- [Work required]:
Reproduce the data below word for word, keeping every line intact and in its original order.

─── Given information

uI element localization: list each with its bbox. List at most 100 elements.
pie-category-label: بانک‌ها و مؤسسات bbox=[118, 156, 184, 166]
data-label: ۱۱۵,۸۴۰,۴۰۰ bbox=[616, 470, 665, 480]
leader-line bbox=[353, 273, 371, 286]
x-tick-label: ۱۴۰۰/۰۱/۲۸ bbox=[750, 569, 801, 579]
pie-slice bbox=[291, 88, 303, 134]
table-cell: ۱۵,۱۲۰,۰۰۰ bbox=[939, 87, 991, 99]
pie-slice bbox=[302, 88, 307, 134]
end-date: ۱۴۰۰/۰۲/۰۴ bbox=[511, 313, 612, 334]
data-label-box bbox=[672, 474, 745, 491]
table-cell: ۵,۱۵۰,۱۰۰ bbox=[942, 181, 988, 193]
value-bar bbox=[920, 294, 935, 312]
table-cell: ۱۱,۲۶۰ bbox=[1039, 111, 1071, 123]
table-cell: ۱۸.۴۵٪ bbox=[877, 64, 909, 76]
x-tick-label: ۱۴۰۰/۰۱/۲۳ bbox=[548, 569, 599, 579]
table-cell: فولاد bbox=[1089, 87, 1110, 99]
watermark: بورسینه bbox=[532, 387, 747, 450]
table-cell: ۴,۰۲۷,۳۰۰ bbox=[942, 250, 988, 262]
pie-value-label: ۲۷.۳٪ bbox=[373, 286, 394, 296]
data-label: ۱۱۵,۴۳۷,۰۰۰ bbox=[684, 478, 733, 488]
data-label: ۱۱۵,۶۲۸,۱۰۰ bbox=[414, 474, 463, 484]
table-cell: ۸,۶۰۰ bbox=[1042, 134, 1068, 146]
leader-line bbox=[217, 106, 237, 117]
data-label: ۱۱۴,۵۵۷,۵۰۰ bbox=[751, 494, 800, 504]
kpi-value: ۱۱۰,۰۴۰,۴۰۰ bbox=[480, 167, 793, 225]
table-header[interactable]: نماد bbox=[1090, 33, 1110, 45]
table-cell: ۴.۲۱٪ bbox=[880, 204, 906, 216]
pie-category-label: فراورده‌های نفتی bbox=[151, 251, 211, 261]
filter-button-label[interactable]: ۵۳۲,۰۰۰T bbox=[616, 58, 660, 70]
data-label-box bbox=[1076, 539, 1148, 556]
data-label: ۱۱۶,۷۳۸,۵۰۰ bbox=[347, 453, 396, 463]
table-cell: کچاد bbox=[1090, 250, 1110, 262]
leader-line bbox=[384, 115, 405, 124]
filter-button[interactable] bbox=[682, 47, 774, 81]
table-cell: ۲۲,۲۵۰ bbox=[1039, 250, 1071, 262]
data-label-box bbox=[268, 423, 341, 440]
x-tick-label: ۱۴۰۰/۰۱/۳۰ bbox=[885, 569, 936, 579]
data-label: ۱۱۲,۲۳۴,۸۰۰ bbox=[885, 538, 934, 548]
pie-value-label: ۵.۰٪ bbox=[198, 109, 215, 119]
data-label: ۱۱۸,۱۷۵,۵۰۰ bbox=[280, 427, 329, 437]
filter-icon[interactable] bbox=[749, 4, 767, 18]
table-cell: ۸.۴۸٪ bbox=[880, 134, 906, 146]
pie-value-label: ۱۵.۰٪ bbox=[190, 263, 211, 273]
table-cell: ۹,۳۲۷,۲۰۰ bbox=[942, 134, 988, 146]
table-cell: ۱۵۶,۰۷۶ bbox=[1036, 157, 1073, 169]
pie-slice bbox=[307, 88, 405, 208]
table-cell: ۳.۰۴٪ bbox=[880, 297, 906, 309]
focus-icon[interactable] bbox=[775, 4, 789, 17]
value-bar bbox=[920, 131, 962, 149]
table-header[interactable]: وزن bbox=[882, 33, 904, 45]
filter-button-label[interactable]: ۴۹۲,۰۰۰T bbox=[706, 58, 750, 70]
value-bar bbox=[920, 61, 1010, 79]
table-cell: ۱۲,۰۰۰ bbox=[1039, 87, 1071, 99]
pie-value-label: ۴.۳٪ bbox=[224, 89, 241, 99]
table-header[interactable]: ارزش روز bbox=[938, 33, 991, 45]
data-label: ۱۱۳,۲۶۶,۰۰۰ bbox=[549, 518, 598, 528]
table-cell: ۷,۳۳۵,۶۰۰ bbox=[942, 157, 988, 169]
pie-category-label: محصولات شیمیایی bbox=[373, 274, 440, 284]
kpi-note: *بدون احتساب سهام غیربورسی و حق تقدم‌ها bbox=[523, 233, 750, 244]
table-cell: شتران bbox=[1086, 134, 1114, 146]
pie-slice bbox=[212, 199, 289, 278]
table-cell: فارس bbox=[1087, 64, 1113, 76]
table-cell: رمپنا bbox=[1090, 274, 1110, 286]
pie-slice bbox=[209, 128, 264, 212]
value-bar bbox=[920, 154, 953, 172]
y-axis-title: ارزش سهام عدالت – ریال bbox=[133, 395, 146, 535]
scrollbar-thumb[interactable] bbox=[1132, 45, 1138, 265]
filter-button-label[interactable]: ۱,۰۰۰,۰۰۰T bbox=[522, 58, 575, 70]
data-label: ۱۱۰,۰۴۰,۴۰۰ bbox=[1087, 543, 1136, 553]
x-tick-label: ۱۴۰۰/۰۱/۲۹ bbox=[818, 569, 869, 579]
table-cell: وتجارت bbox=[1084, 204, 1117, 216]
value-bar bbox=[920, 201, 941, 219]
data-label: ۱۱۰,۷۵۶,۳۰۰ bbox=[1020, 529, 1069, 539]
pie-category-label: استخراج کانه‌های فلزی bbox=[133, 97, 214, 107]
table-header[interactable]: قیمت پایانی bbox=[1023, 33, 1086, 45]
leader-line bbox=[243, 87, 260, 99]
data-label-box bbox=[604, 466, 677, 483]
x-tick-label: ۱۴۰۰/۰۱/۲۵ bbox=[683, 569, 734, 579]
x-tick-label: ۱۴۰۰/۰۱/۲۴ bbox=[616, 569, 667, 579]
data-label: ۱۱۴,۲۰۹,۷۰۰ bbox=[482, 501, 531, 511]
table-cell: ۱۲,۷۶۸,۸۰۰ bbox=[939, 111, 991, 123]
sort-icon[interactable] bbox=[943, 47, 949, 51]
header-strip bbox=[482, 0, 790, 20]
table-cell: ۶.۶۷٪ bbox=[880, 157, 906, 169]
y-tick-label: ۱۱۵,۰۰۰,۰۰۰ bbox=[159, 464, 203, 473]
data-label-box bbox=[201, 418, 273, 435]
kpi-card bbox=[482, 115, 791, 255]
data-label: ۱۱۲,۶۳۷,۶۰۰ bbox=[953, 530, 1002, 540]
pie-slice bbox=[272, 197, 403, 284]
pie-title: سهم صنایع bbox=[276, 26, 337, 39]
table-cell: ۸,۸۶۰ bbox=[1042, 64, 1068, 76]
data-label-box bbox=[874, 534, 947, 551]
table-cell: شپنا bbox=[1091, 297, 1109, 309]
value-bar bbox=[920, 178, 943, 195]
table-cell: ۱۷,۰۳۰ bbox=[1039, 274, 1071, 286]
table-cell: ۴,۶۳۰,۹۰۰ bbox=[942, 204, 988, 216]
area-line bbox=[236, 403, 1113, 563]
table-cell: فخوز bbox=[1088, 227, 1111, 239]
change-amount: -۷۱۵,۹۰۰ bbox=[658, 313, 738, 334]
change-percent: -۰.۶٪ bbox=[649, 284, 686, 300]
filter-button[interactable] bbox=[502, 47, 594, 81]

──────

- [The response]:
uI element localization: list each with its bbox. List at most 100 elements.
pie-category-label: بانک‌ها و مؤسسات bbox=[118, 156, 184, 166]
data-label: ۱۱۵,۸۴۰,۴۰۰ bbox=[616, 470, 665, 480]
leader-line bbox=[353, 273, 371, 286]
x-tick-label: ۱۴۰۰/۰۱/۲۸ bbox=[750, 569, 801, 579]
pie-slice bbox=[291, 88, 303, 134]
table-cell: ۱۵,۱۲۰,۰۰۰ bbox=[939, 87, 991, 99]
pie-slice bbox=[302, 88, 307, 134]
end-date: ۱۴۰۰/۰۲/۰۴ bbox=[511, 313, 612, 334]
data-label-box bbox=[672, 474, 745, 491]
table-cell: ۵,۱۵۰,۱۰۰ bbox=[942, 181, 988, 193]
value-bar bbox=[920, 294, 935, 312]
table-cell: ۱۱,۲۶۰ bbox=[1039, 111, 1071, 123]
table-cell: ۱۸.۴۵٪ bbox=[877, 64, 909, 76]
x-tick-label: ۱۴۰۰/۰۱/۲۳ bbox=[548, 569, 599, 579]
table-cell: فولاد bbox=[1089, 87, 1110, 99]
watermark: بورسینه bbox=[532, 387, 747, 450]
table-cell: ۴,۰۲۷,۳۰۰ bbox=[942, 250, 988, 262]
pie-value-label: ۲۷.۳٪ bbox=[373, 286, 394, 296]
data-label: ۱۱۵,۴۳۷,۰۰۰ bbox=[684, 478, 733, 488]
data-label: ۱۱۵,۶۲۸,۱۰۰ bbox=[414, 474, 463, 484]
table-cell: ۸,۶۰۰ bbox=[1042, 134, 1068, 146]
leader-line bbox=[217, 106, 237, 117]
data-label: ۱۱۴,۵۵۷,۵۰۰ bbox=[751, 494, 800, 504]
kpi-value: ۱۱۰,۰۴۰,۴۰۰ bbox=[480, 167, 793, 225]
table-header[interactable]: نماد bbox=[1090, 33, 1110, 45]
table-cell: ۴.۲۱٪ bbox=[880, 204, 906, 216]
pie-category-label: فراورده‌های نفتی bbox=[151, 251, 211, 261]
filter-button-label[interactable]: ۵۳۲,۰۰۰T bbox=[616, 58, 660, 70]
data-label-box bbox=[1076, 539, 1148, 556]
data-label: ۱۱۶,۷۳۸,۵۰۰ bbox=[347, 453, 396, 463]
table-cell: کچاد bbox=[1090, 250, 1110, 262]
leader-line bbox=[384, 115, 405, 124]
filter-button[interactable] bbox=[682, 47, 774, 81]
table-cell: ۲۲,۲۵۰ bbox=[1039, 250, 1071, 262]
data-label-box bbox=[268, 423, 341, 440]
x-tick-label: ۱۴۰۰/۰۱/۳۰ bbox=[885, 569, 936, 579]
data-label: ۱۱۲,۲۳۴,۸۰۰ bbox=[885, 538, 934, 548]
pie-value-label: ۵.۰٪ bbox=[198, 109, 215, 119]
data-label: ۱۱۸,۱۷۵,۵۰۰ bbox=[280, 427, 329, 437]
filter-icon[interactable] bbox=[749, 4, 767, 18]
table-cell: ۸.۴۸٪ bbox=[880, 134, 906, 146]
pie-value-label: ۱۵.۰٪ bbox=[190, 263, 211, 273]
table-cell: ۹,۳۲۷,۲۰۰ bbox=[942, 134, 988, 146]
table-cell: ۱۵۶,۰۷۶ bbox=[1036, 157, 1073, 169]
pie-slice bbox=[307, 88, 405, 208]
table-cell: ۳.۰۴٪ bbox=[880, 297, 906, 309]
focus-icon[interactable] bbox=[775, 4, 789, 17]
value-bar bbox=[920, 131, 962, 149]
table-header[interactable]: وزن bbox=[882, 33, 904, 45]
filter-button-label[interactable]: ۴۹۲,۰۰۰T bbox=[706, 58, 750, 70]
value-bar bbox=[920, 61, 1010, 79]
table-cell: ۱۲,۰۰۰ bbox=[1039, 87, 1071, 99]
pie-value-label: ۴.۳٪ bbox=[224, 89, 241, 99]
table-header[interactable]: ارزش روز bbox=[938, 33, 991, 45]
data-label: ۱۱۳,۲۶۶,۰۰۰ bbox=[549, 518, 598, 528]
table-cell: ۷,۳۳۵,۶۰۰ bbox=[942, 157, 988, 169]
pie-category-label: محصولات شیمیایی bbox=[373, 274, 440, 284]
kpi-note: *بدون احتساب سهام غیربورسی و حق تقدم‌ها bbox=[523, 233, 750, 244]
table-cell: شتران bbox=[1086, 134, 1114, 146]
pie-slice bbox=[212, 199, 289, 278]
table-cell: فارس bbox=[1087, 64, 1113, 76]
table-cell: رمپنا bbox=[1090, 274, 1110, 286]
pie-slice bbox=[209, 128, 264, 212]
value-bar bbox=[920, 154, 953, 172]
y-axis-title: ارزش سهام عدالت – ریال bbox=[133, 395, 146, 535]
scrollbar-thumb[interactable] bbox=[1132, 45, 1138, 265]
filter-button-label[interactable]: ۱,۰۰۰,۰۰۰T bbox=[522, 58, 575, 70]
data-label: ۱۱۰,۰۴۰,۴۰۰ bbox=[1087, 543, 1136, 553]
x-tick-label: ۱۴۰۰/۰۱/۲۹ bbox=[818, 569, 869, 579]
table-cell: وتجارت bbox=[1084, 204, 1117, 216]
value-bar bbox=[920, 201, 941, 219]
data-label: ۱۱۰,۷۵۶,۳۰۰ bbox=[1020, 529, 1069, 539]
pie-category-label: استخراج کانه‌های فلزی bbox=[133, 97, 214, 107]
table-header[interactable]: قیمت پایانی bbox=[1023, 33, 1086, 45]
leader-line bbox=[243, 87, 260, 99]
data-label-box bbox=[604, 466, 677, 483]
x-tick-label: ۱۴۰۰/۰۱/۲۵ bbox=[683, 569, 734, 579]
x-tick-label: ۱۴۰۰/۰۱/۲۴ bbox=[616, 569, 667, 579]
data-label: ۱۱۴,۲۰۹,۷۰۰ bbox=[482, 501, 531, 511]
table-cell: ۱۲,۷۶۸,۸۰۰ bbox=[939, 111, 991, 123]
sort-icon[interactable] bbox=[943, 47, 949, 51]
header-strip bbox=[482, 0, 790, 20]
table-cell: ۶.۶۷٪ bbox=[880, 157, 906, 169]
y-tick-label: ۱۱۵,۰۰۰,۰۰۰ bbox=[159, 464, 203, 473]
data-label-box bbox=[201, 418, 273, 435]
kpi-card bbox=[482, 115, 791, 255]
data-label: ۱۱۲,۶۳۷,۶۰۰ bbox=[953, 530, 1002, 540]
pie-slice bbox=[272, 197, 403, 284]
pie-title: سهم صنایع bbox=[276, 26, 337, 39]
table-cell: ۸,۸۶۰ bbox=[1042, 64, 1068, 76]
data-label-box bbox=[874, 534, 947, 551]
table-cell: شپنا bbox=[1091, 297, 1109, 309]
value-bar bbox=[920, 178, 943, 195]
table-cell: ۱۷,۰۳۰ bbox=[1039, 274, 1071, 286]
table-cell: ۴,۶۳۰,۹۰۰ bbox=[942, 204, 988, 216]
area-line bbox=[236, 403, 1113, 563]
table-cell: فخوز bbox=[1088, 227, 1111, 239]
change-amount: -۷۱۵,۹۰۰ bbox=[658, 313, 738, 334]
change-percent: -۰.۶٪ bbox=[649, 284, 686, 300]
filter-button[interactable] bbox=[502, 47, 594, 81]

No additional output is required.